◆ **Written task**
Among the records that follow, count the lines with the string "Realtek"; report only that count.
——————
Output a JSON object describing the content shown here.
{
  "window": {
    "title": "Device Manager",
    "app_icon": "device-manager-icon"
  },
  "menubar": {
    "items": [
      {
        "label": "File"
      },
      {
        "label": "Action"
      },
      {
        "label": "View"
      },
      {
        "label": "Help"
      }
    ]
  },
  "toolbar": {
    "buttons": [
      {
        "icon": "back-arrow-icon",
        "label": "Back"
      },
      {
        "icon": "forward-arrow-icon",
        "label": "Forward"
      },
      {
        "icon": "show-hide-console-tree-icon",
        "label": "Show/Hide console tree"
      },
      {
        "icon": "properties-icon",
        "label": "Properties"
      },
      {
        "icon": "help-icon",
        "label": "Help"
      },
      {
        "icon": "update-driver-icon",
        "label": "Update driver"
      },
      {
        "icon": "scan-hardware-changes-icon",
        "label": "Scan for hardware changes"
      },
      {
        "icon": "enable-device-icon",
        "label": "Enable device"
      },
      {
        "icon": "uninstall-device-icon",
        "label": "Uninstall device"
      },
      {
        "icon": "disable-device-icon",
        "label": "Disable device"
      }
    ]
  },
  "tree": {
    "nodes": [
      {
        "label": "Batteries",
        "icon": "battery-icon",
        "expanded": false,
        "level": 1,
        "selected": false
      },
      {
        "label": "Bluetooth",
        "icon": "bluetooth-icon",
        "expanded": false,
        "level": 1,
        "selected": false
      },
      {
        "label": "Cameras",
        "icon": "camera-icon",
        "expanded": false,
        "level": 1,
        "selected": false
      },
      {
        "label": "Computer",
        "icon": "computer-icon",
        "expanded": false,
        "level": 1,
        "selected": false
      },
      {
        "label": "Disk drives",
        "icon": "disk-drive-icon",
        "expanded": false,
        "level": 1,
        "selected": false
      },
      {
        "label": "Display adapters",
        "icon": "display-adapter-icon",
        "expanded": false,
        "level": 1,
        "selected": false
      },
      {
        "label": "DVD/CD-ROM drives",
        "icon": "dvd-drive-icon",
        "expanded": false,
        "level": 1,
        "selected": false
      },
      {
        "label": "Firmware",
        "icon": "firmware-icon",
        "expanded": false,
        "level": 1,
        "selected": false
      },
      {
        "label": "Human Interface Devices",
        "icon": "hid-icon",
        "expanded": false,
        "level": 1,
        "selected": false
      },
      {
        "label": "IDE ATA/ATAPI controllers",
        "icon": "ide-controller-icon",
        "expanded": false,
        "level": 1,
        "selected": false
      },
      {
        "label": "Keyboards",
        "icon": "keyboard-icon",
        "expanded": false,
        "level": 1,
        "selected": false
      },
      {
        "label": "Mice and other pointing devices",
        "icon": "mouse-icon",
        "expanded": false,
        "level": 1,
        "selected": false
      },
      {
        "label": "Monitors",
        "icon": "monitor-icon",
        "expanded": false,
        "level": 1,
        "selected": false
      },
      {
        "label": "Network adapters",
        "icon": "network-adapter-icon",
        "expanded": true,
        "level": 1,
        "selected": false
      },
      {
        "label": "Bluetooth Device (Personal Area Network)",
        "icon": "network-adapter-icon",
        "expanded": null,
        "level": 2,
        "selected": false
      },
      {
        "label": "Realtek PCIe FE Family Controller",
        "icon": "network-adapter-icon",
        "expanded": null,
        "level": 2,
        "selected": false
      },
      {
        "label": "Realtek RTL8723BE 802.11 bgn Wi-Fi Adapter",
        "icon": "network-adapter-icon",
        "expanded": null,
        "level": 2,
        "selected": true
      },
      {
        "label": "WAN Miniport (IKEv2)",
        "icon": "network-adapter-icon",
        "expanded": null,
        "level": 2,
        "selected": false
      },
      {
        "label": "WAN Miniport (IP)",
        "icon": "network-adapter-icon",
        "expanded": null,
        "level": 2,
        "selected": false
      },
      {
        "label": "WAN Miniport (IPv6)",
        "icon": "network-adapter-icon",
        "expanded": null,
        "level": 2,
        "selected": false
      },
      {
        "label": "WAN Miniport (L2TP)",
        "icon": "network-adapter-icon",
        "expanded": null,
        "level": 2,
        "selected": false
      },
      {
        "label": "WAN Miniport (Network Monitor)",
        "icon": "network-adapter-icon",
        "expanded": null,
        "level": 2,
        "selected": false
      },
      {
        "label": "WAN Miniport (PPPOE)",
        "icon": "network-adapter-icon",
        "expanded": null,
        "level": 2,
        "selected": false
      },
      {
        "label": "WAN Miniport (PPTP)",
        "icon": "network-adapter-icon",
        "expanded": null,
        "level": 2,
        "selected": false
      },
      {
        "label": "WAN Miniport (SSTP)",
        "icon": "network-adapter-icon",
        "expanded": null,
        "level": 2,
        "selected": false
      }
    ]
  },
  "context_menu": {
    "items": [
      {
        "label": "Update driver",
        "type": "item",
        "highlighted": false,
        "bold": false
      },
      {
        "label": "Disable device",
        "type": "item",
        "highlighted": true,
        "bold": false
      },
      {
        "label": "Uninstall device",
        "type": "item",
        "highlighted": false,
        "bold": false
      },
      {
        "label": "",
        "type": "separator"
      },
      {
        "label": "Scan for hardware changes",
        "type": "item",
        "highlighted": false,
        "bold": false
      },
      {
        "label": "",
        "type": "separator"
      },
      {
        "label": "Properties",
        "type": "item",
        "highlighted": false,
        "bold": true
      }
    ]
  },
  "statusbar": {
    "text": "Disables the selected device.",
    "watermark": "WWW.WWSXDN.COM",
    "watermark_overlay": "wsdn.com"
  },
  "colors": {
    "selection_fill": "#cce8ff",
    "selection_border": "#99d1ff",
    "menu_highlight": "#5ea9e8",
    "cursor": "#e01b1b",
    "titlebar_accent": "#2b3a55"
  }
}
——————
◆ **Right answer**
2